Lines of data
--------------------------------------------------

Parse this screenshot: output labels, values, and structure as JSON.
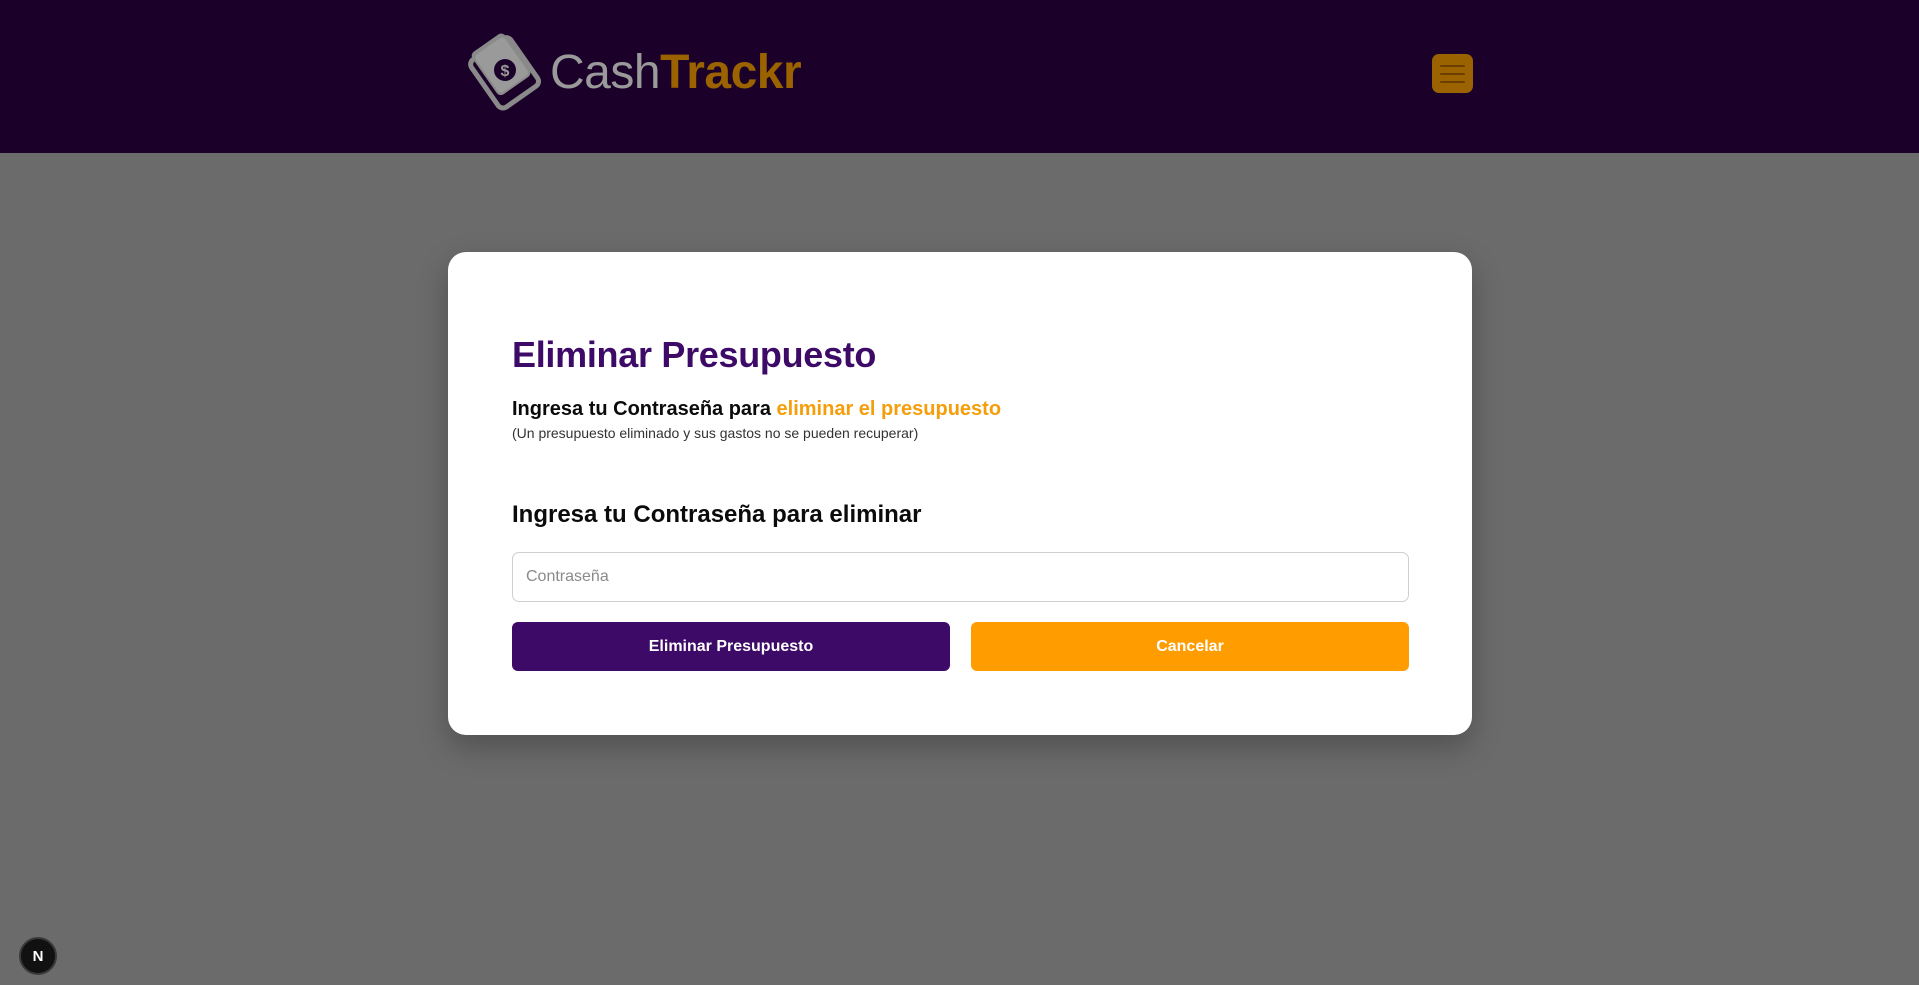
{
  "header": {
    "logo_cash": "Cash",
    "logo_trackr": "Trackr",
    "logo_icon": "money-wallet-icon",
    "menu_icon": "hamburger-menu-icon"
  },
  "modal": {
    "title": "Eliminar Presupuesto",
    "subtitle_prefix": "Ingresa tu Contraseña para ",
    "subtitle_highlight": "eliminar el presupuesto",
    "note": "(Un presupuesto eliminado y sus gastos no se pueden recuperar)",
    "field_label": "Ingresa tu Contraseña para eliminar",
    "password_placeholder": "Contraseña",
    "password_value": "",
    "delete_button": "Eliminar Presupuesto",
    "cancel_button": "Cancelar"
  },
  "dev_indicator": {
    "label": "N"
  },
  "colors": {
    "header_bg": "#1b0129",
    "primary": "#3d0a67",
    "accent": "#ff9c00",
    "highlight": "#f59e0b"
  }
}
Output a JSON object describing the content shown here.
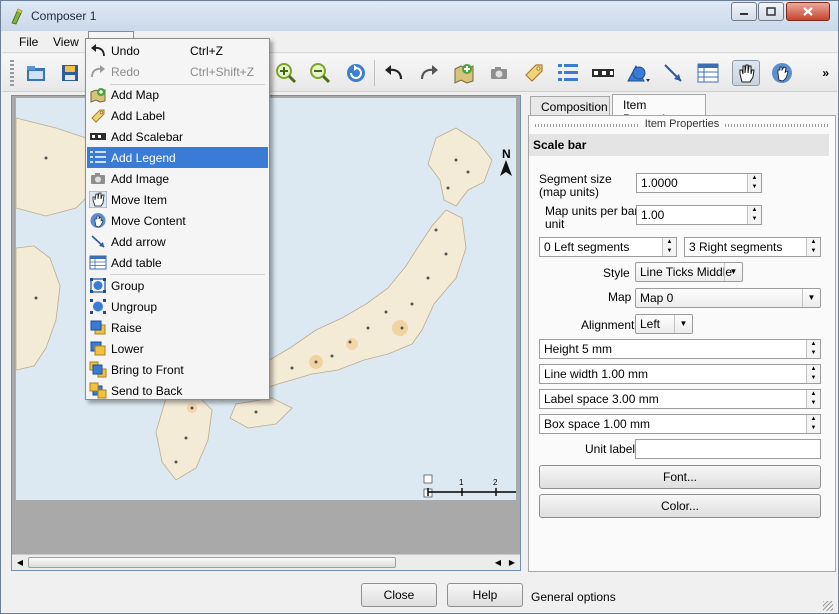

--------------------------------------------------

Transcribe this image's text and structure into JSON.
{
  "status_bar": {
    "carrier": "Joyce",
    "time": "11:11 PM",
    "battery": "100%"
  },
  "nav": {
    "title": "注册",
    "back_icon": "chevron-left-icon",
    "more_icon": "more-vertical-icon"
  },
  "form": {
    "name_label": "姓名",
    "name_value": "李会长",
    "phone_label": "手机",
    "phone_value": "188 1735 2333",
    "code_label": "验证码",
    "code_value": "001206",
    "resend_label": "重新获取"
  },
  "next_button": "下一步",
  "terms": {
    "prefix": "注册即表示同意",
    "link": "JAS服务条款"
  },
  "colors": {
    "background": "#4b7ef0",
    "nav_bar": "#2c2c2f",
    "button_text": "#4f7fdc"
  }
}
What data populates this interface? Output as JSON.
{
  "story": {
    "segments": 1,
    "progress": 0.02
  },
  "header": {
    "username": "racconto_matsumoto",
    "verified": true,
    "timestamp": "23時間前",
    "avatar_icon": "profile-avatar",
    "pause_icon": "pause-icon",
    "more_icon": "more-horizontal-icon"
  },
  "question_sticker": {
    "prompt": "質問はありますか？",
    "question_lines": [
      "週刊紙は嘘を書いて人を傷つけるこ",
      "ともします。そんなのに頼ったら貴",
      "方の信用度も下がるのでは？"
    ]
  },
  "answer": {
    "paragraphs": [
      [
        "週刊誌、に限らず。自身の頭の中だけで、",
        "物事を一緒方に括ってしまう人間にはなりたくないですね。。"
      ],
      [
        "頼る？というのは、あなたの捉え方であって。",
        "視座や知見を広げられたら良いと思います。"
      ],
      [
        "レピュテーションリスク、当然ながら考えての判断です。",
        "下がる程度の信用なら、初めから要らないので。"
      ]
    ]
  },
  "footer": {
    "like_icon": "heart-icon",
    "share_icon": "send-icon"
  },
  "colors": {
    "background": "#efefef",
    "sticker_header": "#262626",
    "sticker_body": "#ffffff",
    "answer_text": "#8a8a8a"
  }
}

--------------------------------------------------

§ To be done:
Out of the material above, select every line that holds the string "Ingresa".

§ The result:
    "subtitle_prefix": "Ingresa tu Contraseña para ",
    "field_label": "Ingresa tu Contraseña para eliminar",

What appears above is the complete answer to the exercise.